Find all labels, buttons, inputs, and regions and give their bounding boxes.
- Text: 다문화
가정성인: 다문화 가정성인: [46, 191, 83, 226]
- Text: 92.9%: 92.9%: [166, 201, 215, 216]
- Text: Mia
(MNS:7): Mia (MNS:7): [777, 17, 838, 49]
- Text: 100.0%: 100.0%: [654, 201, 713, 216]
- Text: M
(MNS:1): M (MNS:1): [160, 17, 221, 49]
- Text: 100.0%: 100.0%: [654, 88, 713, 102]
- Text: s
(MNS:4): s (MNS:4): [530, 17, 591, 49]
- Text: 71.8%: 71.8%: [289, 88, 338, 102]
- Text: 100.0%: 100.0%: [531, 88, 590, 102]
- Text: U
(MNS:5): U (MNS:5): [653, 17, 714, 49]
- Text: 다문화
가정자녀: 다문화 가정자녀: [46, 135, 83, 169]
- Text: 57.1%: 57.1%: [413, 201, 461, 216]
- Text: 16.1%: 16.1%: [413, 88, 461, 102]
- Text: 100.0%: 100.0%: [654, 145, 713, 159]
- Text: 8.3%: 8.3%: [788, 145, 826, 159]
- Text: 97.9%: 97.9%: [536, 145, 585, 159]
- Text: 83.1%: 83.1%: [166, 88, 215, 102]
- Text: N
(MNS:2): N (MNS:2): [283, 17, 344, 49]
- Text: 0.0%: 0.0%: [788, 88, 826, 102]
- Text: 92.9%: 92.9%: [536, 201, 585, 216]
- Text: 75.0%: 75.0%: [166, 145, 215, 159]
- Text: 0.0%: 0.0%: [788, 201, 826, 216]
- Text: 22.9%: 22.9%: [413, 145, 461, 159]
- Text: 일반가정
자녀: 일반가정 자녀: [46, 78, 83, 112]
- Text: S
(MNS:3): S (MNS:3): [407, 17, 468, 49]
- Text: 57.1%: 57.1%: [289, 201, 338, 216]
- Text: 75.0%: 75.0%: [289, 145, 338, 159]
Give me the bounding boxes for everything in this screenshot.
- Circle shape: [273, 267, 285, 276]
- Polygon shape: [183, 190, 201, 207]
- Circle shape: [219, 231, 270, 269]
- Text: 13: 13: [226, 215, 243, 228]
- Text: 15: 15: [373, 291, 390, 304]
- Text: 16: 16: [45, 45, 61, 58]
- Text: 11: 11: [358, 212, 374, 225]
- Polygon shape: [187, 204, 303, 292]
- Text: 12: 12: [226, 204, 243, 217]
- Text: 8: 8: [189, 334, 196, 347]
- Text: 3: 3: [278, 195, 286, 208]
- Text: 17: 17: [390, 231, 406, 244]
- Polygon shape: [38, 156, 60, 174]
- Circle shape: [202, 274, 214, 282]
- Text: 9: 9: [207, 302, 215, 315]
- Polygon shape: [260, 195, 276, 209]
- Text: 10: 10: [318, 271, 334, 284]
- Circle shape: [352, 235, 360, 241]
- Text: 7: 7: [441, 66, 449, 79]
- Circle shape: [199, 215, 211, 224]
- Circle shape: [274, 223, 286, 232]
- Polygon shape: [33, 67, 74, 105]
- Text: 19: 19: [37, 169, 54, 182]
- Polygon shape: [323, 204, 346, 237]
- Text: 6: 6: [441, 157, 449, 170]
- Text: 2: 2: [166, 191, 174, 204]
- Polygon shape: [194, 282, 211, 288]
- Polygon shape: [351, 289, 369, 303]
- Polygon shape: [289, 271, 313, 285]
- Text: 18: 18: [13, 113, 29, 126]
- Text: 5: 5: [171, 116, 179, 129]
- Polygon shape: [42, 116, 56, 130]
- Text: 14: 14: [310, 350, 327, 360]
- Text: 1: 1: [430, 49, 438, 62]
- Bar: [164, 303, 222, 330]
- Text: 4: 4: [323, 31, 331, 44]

• [課題文]
上に示した行をすべて、一字一句変えずに書き写しなさい。

• [解答]
Find all labels, buttons, inputs, and regions and give their bounding boxes.
- Text: 다문화
가정성인: 다문화 가정성인: [46, 191, 83, 226]
- Text: 92.9%: 92.9%: [166, 201, 215, 216]
- Text: Mia
(MNS:7): Mia (MNS:7): [777, 17, 838, 49]
- Text: 100.0%: 100.0%: [654, 201, 713, 216]
- Text: M
(MNS:1): M (MNS:1): [160, 17, 221, 49]
- Text: 100.0%: 100.0%: [654, 88, 713, 102]
- Text: s
(MNS:4): s (MNS:4): [530, 17, 591, 49]
- Text: 71.8%: 71.8%: [289, 88, 338, 102]
- Text: 100.0%: 100.0%: [531, 88, 590, 102]
- Text: U
(MNS:5): U (MNS:5): [653, 17, 714, 49]
- Text: 다문화
가정자녀: 다문화 가정자녀: [46, 135, 83, 169]
- Text: 57.1%: 57.1%: [413, 201, 461, 216]
- Text: 16.1%: 16.1%: [413, 88, 461, 102]
- Text: 100.0%: 100.0%: [654, 145, 713, 159]
- Text: 8.3%: 8.3%: [788, 145, 826, 159]
- Text: 97.9%: 97.9%: [536, 145, 585, 159]
- Text: 83.1%: 83.1%: [166, 88, 215, 102]
- Text: N
(MNS:2): N (MNS:2): [283, 17, 344, 49]
- Text: 0.0%: 0.0%: [788, 88, 826, 102]
- Text: 92.9%: 92.9%: [536, 201, 585, 216]
- Text: 75.0%: 75.0%: [166, 145, 215, 159]
- Text: 0.0%: 0.0%: [788, 201, 826, 216]
- Text: 22.9%: 22.9%: [413, 145, 461, 159]
- Text: 일반가정
자녀: 일반가정 자녀: [46, 78, 83, 112]
- Text: S
(MNS:3): S (MNS:3): [407, 17, 468, 49]
- Text: 57.1%: 57.1%: [289, 201, 338, 216]
- Text: 75.0%: 75.0%: [289, 145, 338, 159]
Give me the bounding boxes for everything in this screenshot.
- Circle shape: [273, 267, 285, 276]
- Polygon shape: [183, 190, 201, 207]
- Circle shape: [219, 231, 270, 269]
- Text: 13: 13: [226, 215, 243, 228]
- Text: 15: 15: [373, 291, 390, 304]
- Text: 16: 16: [45, 45, 61, 58]
- Text: 11: 11: [358, 212, 374, 225]
- Polygon shape: [187, 204, 303, 292]
- Text: 12: 12: [226, 204, 243, 217]
- Text: 8: 8: [189, 334, 196, 347]
- Text: 3: 3: [278, 195, 286, 208]
- Text: 17: 17: [390, 231, 406, 244]
- Polygon shape: [38, 156, 60, 174]
- Circle shape: [202, 274, 214, 282]
- Text: 9: 9: [207, 302, 215, 315]
- Polygon shape: [260, 195, 276, 209]
- Text: 10: 10: [318, 271, 334, 284]
- Circle shape: [352, 235, 360, 241]
- Text: 7: 7: [441, 66, 449, 79]
- Circle shape: [199, 215, 211, 224]
- Circle shape: [274, 223, 286, 232]
- Polygon shape: [33, 67, 74, 105]
- Text: 19: 19: [37, 169, 54, 182]
- Polygon shape: [323, 204, 346, 237]
- Text: 6: 6: [441, 157, 449, 170]
- Text: 2: 2: [166, 191, 174, 204]
- Polygon shape: [194, 282, 211, 288]
- Polygon shape: [351, 289, 369, 303]
- Polygon shape: [289, 271, 313, 285]
- Text: 18: 18: [13, 113, 29, 126]
- Text: 5: 5: [171, 116, 179, 129]
- Polygon shape: [42, 116, 56, 130]
- Text: 14: 14: [310, 350, 327, 360]
- Text: 1: 1: [430, 49, 438, 62]
- Bar: [164, 303, 222, 330]
- Text: 4: 4: [323, 31, 331, 44]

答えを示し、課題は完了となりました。